Start of EXERCISE INPUT

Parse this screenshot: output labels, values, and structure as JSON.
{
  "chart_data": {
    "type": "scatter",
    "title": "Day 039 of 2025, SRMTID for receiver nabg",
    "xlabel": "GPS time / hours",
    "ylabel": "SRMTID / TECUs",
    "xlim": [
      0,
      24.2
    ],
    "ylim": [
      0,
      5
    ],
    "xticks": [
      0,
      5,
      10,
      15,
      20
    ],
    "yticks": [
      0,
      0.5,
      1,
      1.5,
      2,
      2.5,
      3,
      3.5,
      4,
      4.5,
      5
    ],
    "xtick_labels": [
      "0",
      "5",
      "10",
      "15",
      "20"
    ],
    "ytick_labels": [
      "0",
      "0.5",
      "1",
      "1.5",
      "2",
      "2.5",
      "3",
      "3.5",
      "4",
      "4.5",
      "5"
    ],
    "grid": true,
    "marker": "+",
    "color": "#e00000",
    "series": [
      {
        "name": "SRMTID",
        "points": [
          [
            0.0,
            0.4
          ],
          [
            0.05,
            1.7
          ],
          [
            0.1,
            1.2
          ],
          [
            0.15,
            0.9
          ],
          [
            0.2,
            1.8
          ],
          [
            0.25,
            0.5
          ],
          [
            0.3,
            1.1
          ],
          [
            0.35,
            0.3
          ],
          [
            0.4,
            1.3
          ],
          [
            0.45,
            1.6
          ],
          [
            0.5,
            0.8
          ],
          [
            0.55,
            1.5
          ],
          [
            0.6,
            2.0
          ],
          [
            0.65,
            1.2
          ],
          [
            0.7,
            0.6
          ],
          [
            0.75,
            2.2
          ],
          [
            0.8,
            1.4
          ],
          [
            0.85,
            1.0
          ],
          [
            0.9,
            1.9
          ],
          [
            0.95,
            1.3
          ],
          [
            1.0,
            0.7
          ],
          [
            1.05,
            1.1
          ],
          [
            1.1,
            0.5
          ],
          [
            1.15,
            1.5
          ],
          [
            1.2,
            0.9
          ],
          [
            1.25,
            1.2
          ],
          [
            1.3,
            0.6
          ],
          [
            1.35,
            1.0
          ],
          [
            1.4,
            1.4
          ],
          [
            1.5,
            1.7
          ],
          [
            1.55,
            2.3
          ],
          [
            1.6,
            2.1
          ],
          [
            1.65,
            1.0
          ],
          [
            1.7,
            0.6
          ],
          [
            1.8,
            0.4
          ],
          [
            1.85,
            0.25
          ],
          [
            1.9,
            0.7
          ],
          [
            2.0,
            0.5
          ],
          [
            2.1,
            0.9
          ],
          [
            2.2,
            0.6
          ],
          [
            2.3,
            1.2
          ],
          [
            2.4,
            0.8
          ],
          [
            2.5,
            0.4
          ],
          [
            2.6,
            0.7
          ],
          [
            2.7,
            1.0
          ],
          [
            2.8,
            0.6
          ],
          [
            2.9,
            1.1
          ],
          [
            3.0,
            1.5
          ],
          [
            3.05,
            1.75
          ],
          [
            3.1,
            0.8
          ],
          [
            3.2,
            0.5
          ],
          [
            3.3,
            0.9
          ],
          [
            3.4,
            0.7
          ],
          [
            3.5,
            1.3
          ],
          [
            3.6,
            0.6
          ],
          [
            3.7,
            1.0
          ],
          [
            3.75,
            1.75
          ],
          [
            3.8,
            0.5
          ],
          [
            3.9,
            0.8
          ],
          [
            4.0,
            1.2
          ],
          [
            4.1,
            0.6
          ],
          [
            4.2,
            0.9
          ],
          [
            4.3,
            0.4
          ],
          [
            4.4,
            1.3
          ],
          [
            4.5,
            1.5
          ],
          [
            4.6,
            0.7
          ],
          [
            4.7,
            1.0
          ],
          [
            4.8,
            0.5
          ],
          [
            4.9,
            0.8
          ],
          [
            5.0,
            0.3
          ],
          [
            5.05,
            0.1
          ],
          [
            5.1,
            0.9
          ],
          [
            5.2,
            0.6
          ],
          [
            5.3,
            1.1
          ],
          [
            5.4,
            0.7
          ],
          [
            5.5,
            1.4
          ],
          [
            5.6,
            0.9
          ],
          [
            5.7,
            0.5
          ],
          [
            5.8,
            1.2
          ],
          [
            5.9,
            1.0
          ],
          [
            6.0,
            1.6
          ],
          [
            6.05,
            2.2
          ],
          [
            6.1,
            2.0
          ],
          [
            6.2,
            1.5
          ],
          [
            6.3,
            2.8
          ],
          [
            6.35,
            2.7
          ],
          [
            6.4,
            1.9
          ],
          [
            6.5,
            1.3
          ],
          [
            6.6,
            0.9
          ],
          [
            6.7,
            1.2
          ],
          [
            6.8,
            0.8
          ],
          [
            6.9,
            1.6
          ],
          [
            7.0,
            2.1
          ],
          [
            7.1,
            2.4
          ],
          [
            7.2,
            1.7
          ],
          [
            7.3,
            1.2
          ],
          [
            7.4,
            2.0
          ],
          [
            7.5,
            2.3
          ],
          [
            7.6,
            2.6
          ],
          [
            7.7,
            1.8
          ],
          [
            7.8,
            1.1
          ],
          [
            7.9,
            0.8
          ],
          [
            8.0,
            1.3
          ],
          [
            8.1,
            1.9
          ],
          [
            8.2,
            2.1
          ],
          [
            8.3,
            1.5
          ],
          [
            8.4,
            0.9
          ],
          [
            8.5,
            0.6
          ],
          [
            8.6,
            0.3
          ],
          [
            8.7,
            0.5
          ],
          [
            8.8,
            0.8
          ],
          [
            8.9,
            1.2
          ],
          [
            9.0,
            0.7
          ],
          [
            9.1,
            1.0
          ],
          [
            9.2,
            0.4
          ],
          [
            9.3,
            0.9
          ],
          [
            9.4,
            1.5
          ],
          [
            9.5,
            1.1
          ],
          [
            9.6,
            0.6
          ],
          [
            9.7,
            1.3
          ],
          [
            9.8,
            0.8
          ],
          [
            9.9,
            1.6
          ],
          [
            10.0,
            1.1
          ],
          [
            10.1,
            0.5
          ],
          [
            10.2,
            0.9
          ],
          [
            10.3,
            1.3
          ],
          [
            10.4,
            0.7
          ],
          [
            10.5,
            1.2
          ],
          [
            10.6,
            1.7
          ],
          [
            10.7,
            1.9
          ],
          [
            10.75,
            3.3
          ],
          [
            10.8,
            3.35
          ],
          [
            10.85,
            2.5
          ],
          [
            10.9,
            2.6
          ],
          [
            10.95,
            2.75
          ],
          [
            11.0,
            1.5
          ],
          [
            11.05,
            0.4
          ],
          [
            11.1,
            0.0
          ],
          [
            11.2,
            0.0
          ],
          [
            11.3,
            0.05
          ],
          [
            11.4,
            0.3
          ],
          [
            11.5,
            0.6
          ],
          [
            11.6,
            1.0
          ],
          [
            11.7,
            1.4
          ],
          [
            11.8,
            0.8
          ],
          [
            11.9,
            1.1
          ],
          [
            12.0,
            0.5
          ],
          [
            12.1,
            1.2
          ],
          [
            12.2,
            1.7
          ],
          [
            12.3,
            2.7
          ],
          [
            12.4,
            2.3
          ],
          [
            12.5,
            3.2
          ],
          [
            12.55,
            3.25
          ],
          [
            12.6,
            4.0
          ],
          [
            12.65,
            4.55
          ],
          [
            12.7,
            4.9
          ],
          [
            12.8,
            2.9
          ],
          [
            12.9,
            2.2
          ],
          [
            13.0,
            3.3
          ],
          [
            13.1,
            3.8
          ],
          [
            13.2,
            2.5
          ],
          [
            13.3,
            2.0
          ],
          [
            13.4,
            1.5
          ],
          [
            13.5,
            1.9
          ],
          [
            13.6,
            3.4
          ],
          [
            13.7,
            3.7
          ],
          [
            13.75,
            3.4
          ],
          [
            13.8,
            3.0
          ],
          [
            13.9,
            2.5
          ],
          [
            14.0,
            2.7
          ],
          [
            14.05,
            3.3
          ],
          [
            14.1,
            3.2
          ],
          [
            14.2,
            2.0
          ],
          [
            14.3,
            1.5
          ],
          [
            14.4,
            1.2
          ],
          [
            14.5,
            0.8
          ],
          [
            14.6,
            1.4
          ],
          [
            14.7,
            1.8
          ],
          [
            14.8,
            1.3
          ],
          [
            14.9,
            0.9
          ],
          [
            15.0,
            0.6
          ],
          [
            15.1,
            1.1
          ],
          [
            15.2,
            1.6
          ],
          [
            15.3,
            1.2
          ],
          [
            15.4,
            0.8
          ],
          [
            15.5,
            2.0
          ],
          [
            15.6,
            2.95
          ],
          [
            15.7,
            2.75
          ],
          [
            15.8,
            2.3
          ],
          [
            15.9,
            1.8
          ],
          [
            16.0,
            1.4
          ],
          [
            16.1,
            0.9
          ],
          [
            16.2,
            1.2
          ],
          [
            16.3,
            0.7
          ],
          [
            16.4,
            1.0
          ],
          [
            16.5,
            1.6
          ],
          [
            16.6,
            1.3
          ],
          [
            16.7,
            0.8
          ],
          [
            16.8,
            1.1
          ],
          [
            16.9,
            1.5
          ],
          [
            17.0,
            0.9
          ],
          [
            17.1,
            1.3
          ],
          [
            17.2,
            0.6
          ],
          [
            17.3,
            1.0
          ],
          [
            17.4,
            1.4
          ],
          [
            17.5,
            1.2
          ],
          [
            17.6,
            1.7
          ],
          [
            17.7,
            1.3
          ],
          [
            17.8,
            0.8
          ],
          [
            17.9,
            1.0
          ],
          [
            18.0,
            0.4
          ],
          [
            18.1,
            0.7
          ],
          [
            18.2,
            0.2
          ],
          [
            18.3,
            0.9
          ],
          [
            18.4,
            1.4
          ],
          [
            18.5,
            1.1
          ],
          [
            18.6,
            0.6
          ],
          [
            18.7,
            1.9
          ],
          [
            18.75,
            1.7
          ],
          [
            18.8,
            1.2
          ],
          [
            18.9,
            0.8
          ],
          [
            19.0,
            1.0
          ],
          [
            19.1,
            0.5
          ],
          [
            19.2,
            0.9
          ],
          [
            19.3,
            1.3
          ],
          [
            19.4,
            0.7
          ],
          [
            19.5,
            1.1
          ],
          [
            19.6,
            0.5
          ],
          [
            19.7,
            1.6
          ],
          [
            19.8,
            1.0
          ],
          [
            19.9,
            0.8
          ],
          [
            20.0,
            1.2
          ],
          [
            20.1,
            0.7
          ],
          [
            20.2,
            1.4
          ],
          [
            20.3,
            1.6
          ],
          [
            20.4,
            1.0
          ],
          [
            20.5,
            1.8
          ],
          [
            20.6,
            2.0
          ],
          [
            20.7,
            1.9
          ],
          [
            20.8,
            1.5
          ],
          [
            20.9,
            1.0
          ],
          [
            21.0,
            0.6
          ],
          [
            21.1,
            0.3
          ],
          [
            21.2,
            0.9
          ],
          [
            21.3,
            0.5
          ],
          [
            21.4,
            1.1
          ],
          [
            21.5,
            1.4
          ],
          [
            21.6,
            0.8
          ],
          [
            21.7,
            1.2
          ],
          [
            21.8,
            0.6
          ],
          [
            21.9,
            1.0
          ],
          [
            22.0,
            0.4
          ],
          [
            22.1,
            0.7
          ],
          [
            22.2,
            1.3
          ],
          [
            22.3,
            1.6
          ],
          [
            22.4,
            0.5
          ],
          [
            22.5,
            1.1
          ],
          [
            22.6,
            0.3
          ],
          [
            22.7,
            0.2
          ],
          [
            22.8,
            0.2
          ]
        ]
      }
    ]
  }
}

End of EXERCISE INPUT

◆ **WHAT TO PRODUCE**:
List every line from the entries above in which "SRMTID" appears.

◆ **EXERCISE RESPONSE**:
    "title": "Day 039 of 2025, SRMTID for receiver nabg",
    "ylabel": "SRMTID / TECUs",
        "name": "SRMTID",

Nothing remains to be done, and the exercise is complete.